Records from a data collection
>> start

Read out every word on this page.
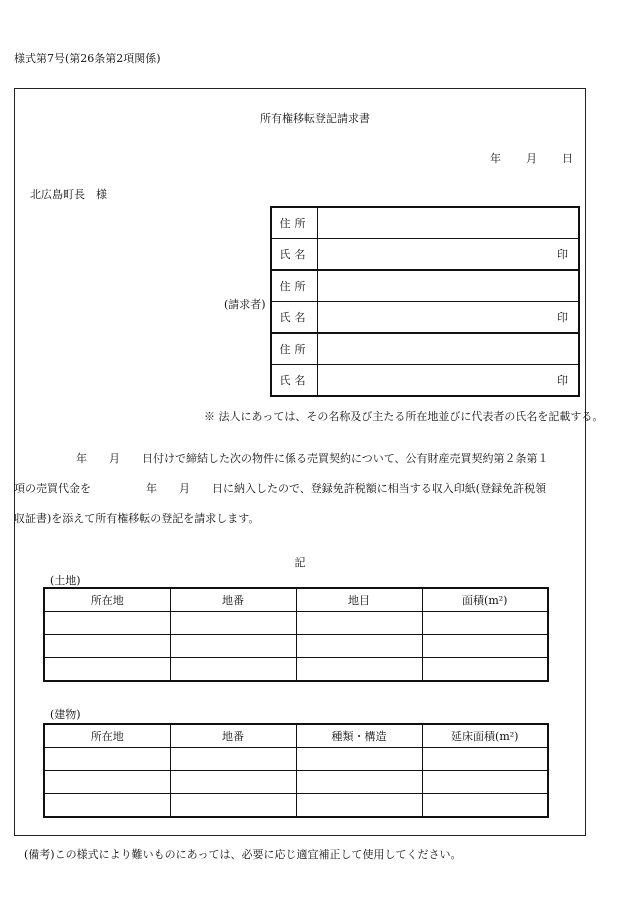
様式第7号(第26条第2項関係)
所有権移転登記請求書
年 月 日
北広島町長　様
(請求者)
住所	
氏名	印
住所	
氏名	印
住所	
氏名	印
※ 法人にあっては、その名称及び主たる所在地並びに代表者の氏名を記載する。
年　　月　　日付けで締結した次の物件に係る売買契約について、公有財産売買契約第２条第１
項の売買代金を　　　　　年　　月　　日に納入したので、登録免許税額に相当する収入印紙(登録免許税領
収証書)を添えて所有権移転の登記を請求します。
記
(土地)
所在地	地番	地目	面積(m²)

(建物)
所在地	地番	種類・構造	延床面積(m²)

(備考)この様式により難いものにあっては、必要に応じ適宜補正して使用してください。
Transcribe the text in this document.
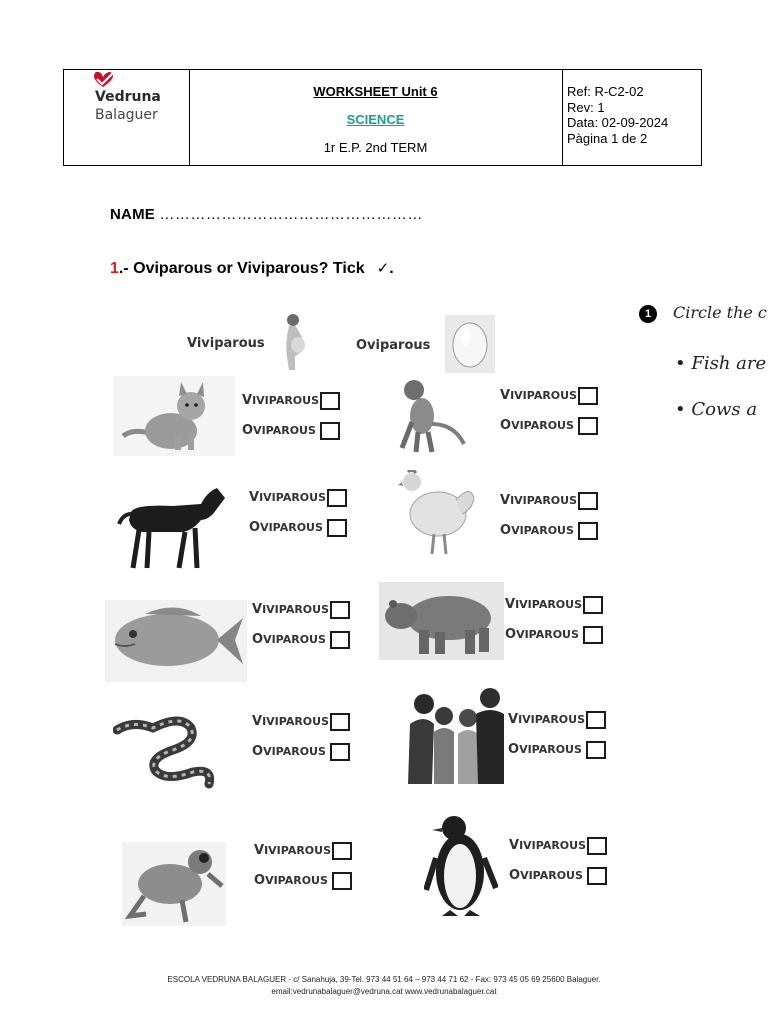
Vedruna
Balaguer
WORKSHEET Unit 6
SCIENCE
1r E.P. 2nd TERM
Ref: R-C2-02
Rev: 1
Data: 02-09-2024
Pàgina 1 de 2
NAME ……………………………………………
1.- Oviparous or Viviparous? Tick ✓.
1	Circle the c
• Fish are
• Cows a
Viviparous	Oviparous
VIVIPAROUS
OVIPAROUS
VIVIPAROUS
OVIPAROUS
VIVIPAROUS
OVIPAROUS
VIVIPAROUS
OVIPAROUS
VIVIPAROUS
OVIPAROUS
VIVIPAROUS
OVIPAROUS
VIVIPAROUS
OVIPAROUS
VIVIPAROUS
OVIPAROUS
VIVIPAROUS
OVIPAROUS
VIVIPAROUS
OVIPAROUS
ESCOLA VEDRUNA BALAGUER - c/ Sanahuja, 39-Tel. 973 44 51 64 – 973 44 71 62 - Fax: 973 45 05 69 25600 Balaguer.
email:vedrunabalaguer@vedruna.cat www.vedrunabalaguer.cat
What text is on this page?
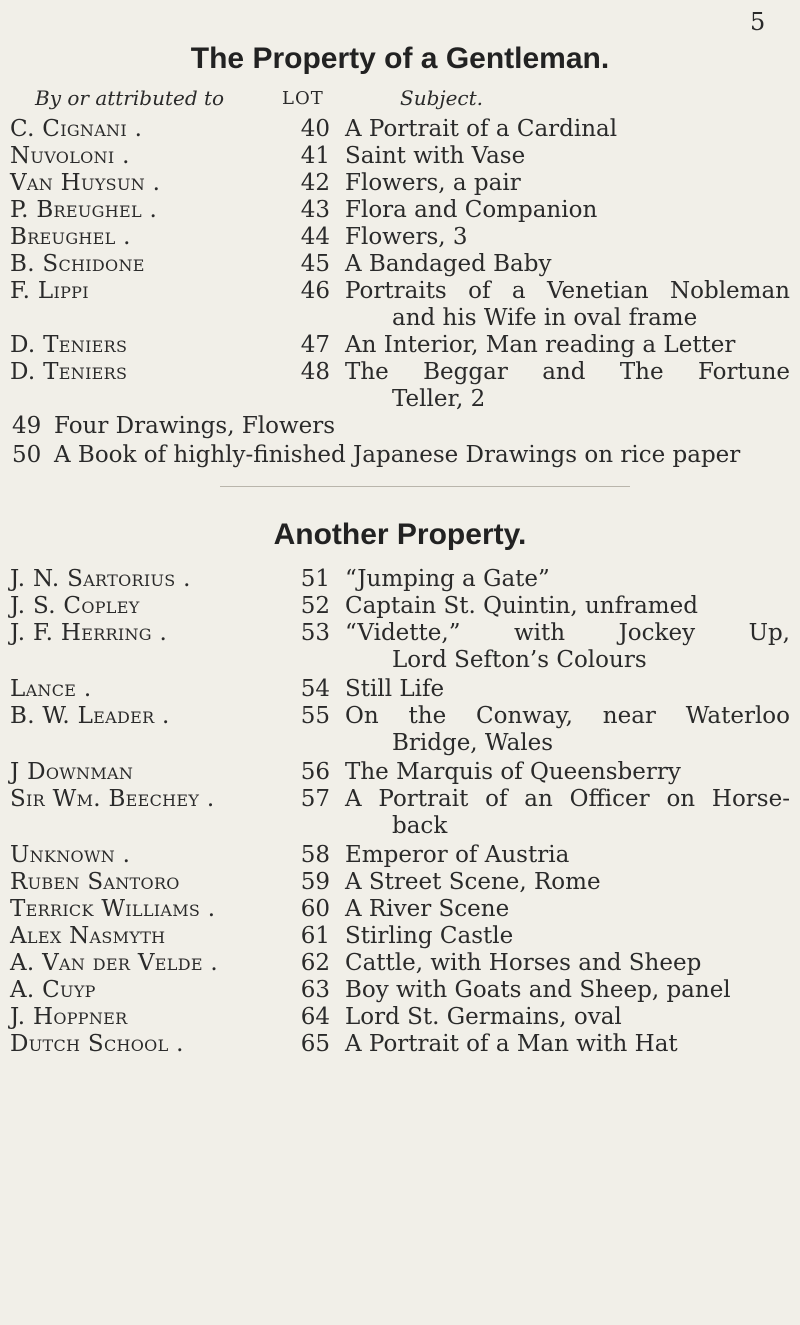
5
The Property of a Gentleman.
By or attributed to	LOT	Subject.
C. Cignani .	40 A Portrait of a Cardinal
Nuvoloni .	41 Saint with Vase
Van Huysun .	42 Flowers, a pair
P. Breughel .	43 Flora and Companion
Breughel .	44 Flowers, 3
B. Schidone	45 A Bandaged Baby
F. Lippi	46 Portraits of a Venetian Nobleman
and his Wife in oval frame
D. Teniers	47 An Interior, Man reading a Letter
D. Teniers	48 The Beggar and The Fortune
Teller, 2
49 Four Drawings, Flowers
50 A Book of highly-finished Japanese Drawings on rice paper
Another Property.
J. N. Sartorius .	51 “Jumping a Gate”
J. S. Copley	52 Captain St. Quintin, unframed
J. F. Herring .	53 “Vidette,” with Jockey Up,
Lord Sefton’s Colours
Lance .	54 Still Life
B. W. Leader .	55 On the Conway, near Waterloo
Bridge, Wales
J Downman	56 The Marquis of Queensberry
Sir Wm. Beechey .	57 A Portrait of an Officer on Horse-
back
Unknown .	58 Emperor of Austria
Ruben Santoro	59 A Street Scene, Rome
Terrick Williams .	60 A River Scene
Alex Nasmyth	61 Stirling Castle
A. Van der Velde .	62 Cattle, with Horses and Sheep
A. Cuyp	63 Boy with Goats and Sheep, panel
J. Hoppner	64 Lord St. Germains, oval
Dutch School .	65 A Portrait of a Man with Hat
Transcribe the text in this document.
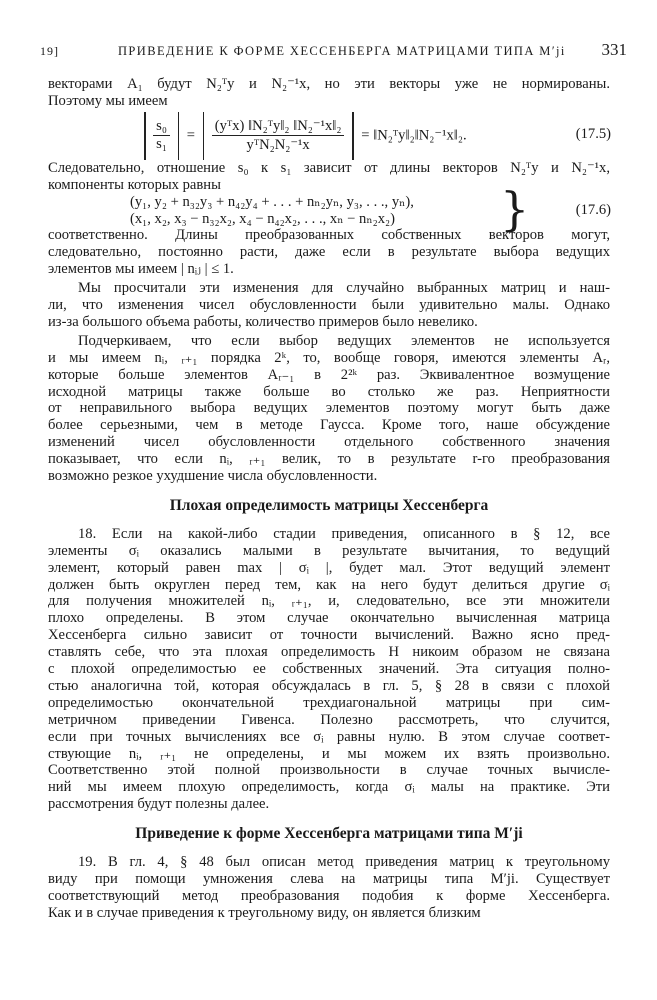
19]	ПРИВЕДЕНИЕ К ФОРМЕ ХЕССЕНБЕРГА МАТРИЦАМИ ТИПА M′ji 331
векторами A₁ будут N₂ᵀy и N₂⁻¹x, но эти векторы уже не нормированы.
Поэтому мы имеем

$\frac{\text{s₀}}{\text{s₁}} = \frac{\text{(yᵀx) ‖N₂ᵀy‖₂ ‖N₂⁻¹x‖₂}}{\text{yᵀN₂N₂⁻¹x}}$ = ‖N₂ᵀy‖₂‖N₂⁻¹x‖₂.	(17.5)
Следовательно, отношение s₀ к s₁ зависит от длины векторов N₂ᵀy и N₂⁻¹x,
компоненты которых равны
(y₁, y₂ + n₃₂y₃ + n₄₂y₄ + . . . + nₙ₂yₙ, y₃, . . ., yₙ),
(x₁, x₂, x₃ − n₃₂x₂, x₄ − n₄₂x₂, . . ., xₙ − nₙ₂x₂) }	(17.6)
соответственно. Длины преобразованных собственных векторов могут,
следовательно, постоянно расти, даже если в результате выбора ведущих
элементов мы имеем | nᵢⱼ | ≤ 1.
Мы просчитали эти изменения для случайно выбранных матриц и наш-
ли, что изменения чисел обусловленности были удивительно малы. Однако
из-за большого объема работы, количество примеров было невелико.
Подчеркиваем, что если выбор ведущих элементов не используется
и мы имеем nᵢ, ᵣ₊₁ порядка 2ᵏ, то, вообще говоря, имеются элементы Aᵣ,
которые больше элементов Aᵣ₋₁ в 2²ᵏ раз. Эквивалентное возмущение
исходной матрицы также больше во столько же раз. Неприятности
от неправильного выбора ведущих элементов поэтому могут быть даже
более серьезными, чем в методе Гаусса. Кроме того, наше обсуждение
изменений чисел обусловленности отдельного собственного значения
показывает, что если nᵢ, ᵣ₊₁ велик, то в результате r-го преобразования
возможно резкое ухудшение числа обусловленности.
Плохая определимость матрицы Хессенберга
18. Если на какой-либо стадии приведения, описанного в § 12, все
элементы σᵢ оказались малыми в результате вычитания, то ведущий
элемент, который равен max | σᵢ |, будет мал. Этот ведущий элемент
должен быть округлен перед тем, как на него будут делиться другие σᵢ
для получения множителей nᵢ, ᵣ₊₁, и, следовательно, все эти множители
плохо определены. В этом случае окончательно вычисленная матрица
Хессенберга сильно зависит от точности вычислений. Важно ясно пред-
ставлять себе, что эта плохая определимость H никоим образом не связана
с плохой определимостью ее собственных значений. Эта ситуация полно-
стью аналогична той, которая обсуждалась в гл. 5, § 28 в связи с плохой
определимостью окончательной трехдиагональной матрицы при сим-
метричном приведении Гивенса. Полезно рассмотреть, что случится,
если при точных вычислениях все σᵢ равны нулю. В этом случае соответ-
ствующие nᵢ, ᵣ₊₁ не определены, и мы можем их взять произвольно.
Соответственно этой полной произвольности в случае точных вычисле-
ний мы имеем плохую определимость, когда σᵢ малы на практике. Эти
рассмотрения будут полезны далее.
Приведение к форме Хессенберга матрицами типа M′ji
19. В гл. 4, § 48 был описан метод приведения матриц к треугольному
виду при помощи умножения слева на матрицы типа M′ji. Существует
соответствующий метод преобразования подобия к форме Хессенберга.
Как и в случае приведения к треугольному виду, он является близким
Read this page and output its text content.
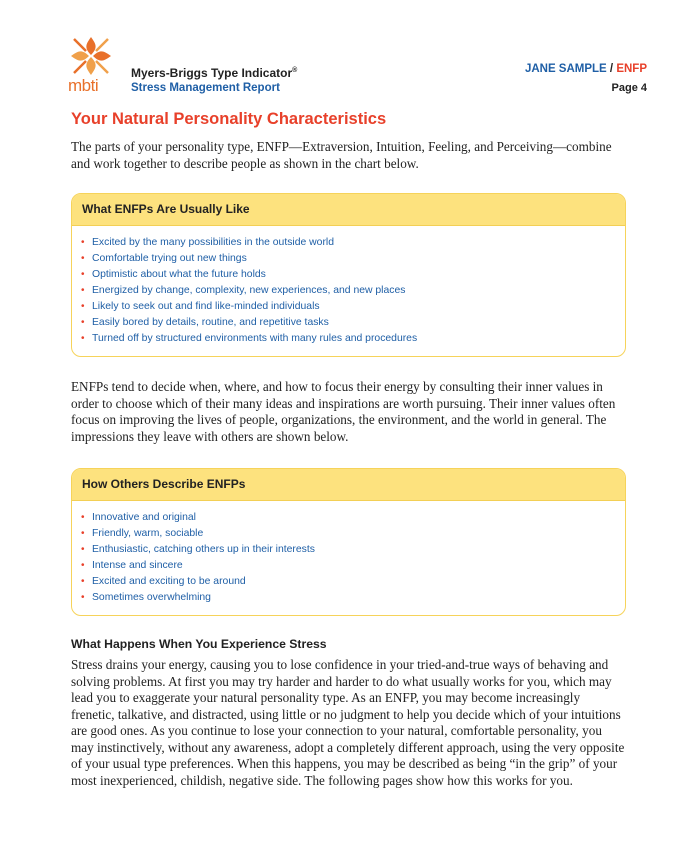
mbti
Myers-Briggs Type Indicator®
Stress Management Report
JANE SAMPLE / ENFP
Page 4
Your Natural Personality Characteristics

The parts of your personality type, ENFP—Extraversion, Intuition, Feeling, and Perceiving—combine and work together to describe people as shown in the chart below.

What ENFPs Are Usually Like
• Excited by the many possibilities in the outside world
• Comfortable trying out new things
• Optimistic about what the future holds
• Energized by change, complexity, new experiences, and new places
• Likely to seek out and find like-minded individuals
• Easily bored by details, routine, and repetitive tasks
• Turned off by structured environments with many rules and procedures

ENFPs tend to decide when, where, and how to focus their energy by consulting their inner values in order to choose which of their many ideas and inspirations are worth pursuing. Their inner values often focus on improving the lives of people, organizations, the environment, and the world in general. The impressions they leave with others are shown below.

How Others Describe ENFPs
• Innovative and original
• Friendly, warm, sociable
• Enthusiastic, catching others up in their interests
• Intense and sincere
• Excited and exciting to be around
• Sometimes overwhelming
What Happens When You Experience Stress

Stress drains your energy, causing you to lose confidence in your tried-and-true ways of behaving and solving problems. At first you may try harder and harder to do what usually works for you, which may lead you to exaggerate your natural personality type. As an ENFP, you may become increasingly frenetic, talkative, and distracted, using little or no judgment to help you decide which of your intuitions are good ones. As you continue to lose your connection to your natural, comfortable personality, you may instinctively, without any awareness, adopt a completely different approach, using the very opposite of your usual type preferences. When this happens, you may be described as being “in the grip” of your most inexperienced, childish, negative side. The following pages show how this works for you.
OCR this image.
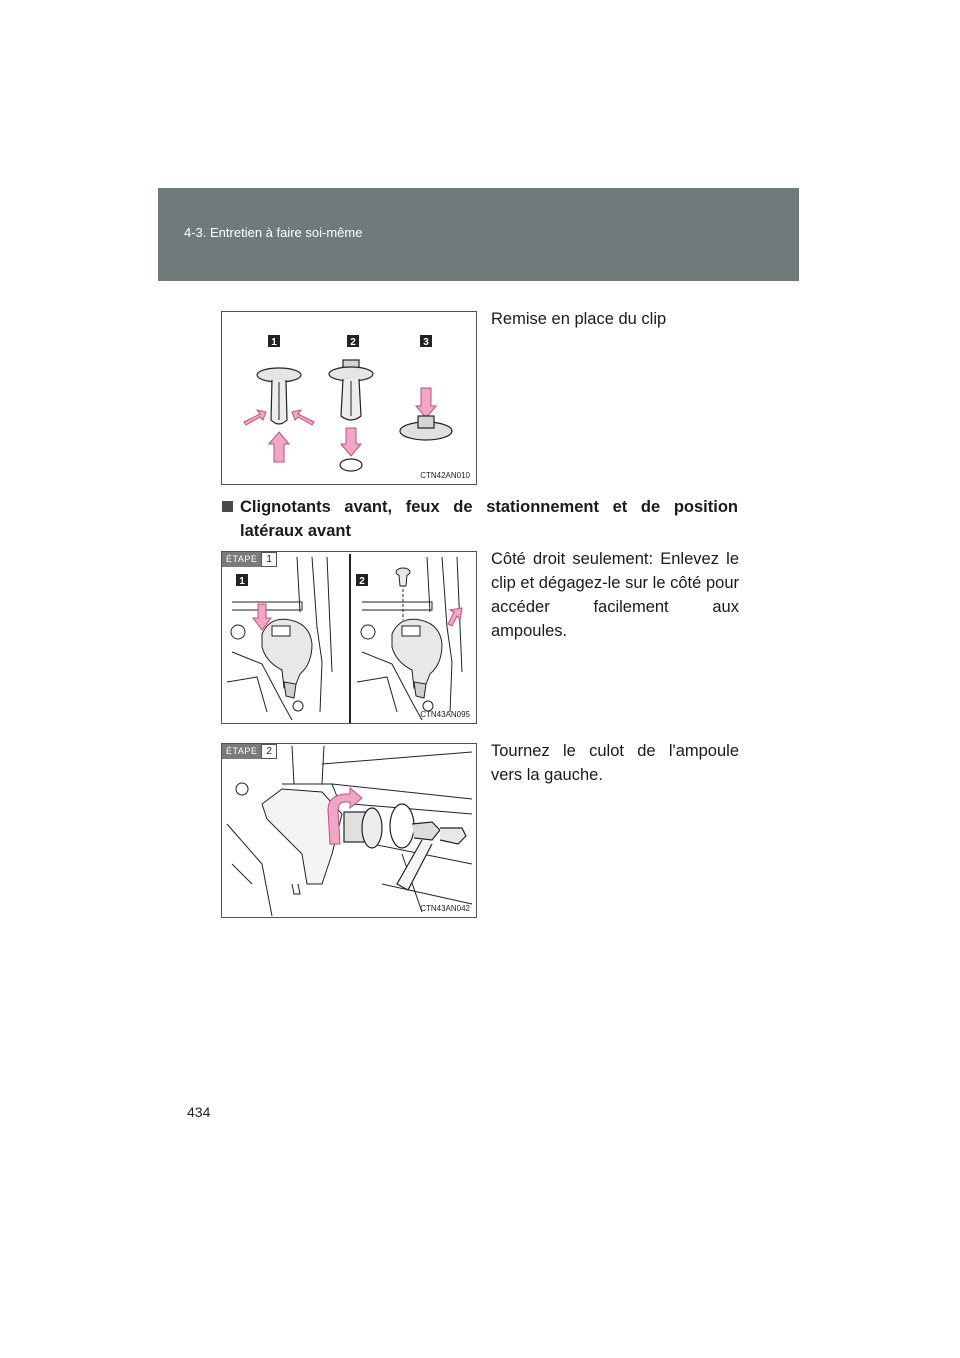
4-3. Entretien à faire soi-même
1	2	3
CTN42AN010

Remise en place du clip

Clignotants avant, feux de stationnement et de position latéraux avant
1	2
ÉTAPE 1
CTN43AN095

Côté droit seulement: Enlevez le clip et dégagez-le sur le côté pour accéder facilement aux ampoules.

ÉTAPE 2
CTN43AN042

Tournez le culot de l'ampoule vers la gauche.

434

>> end

◆ DESCRIPTION OF THE TASK: Collect each line holding the string "oval".

◆ CORRECT OUTPUT:
and his Wife in oval frame
J. Hoppner	64 Lord St. Germains, oval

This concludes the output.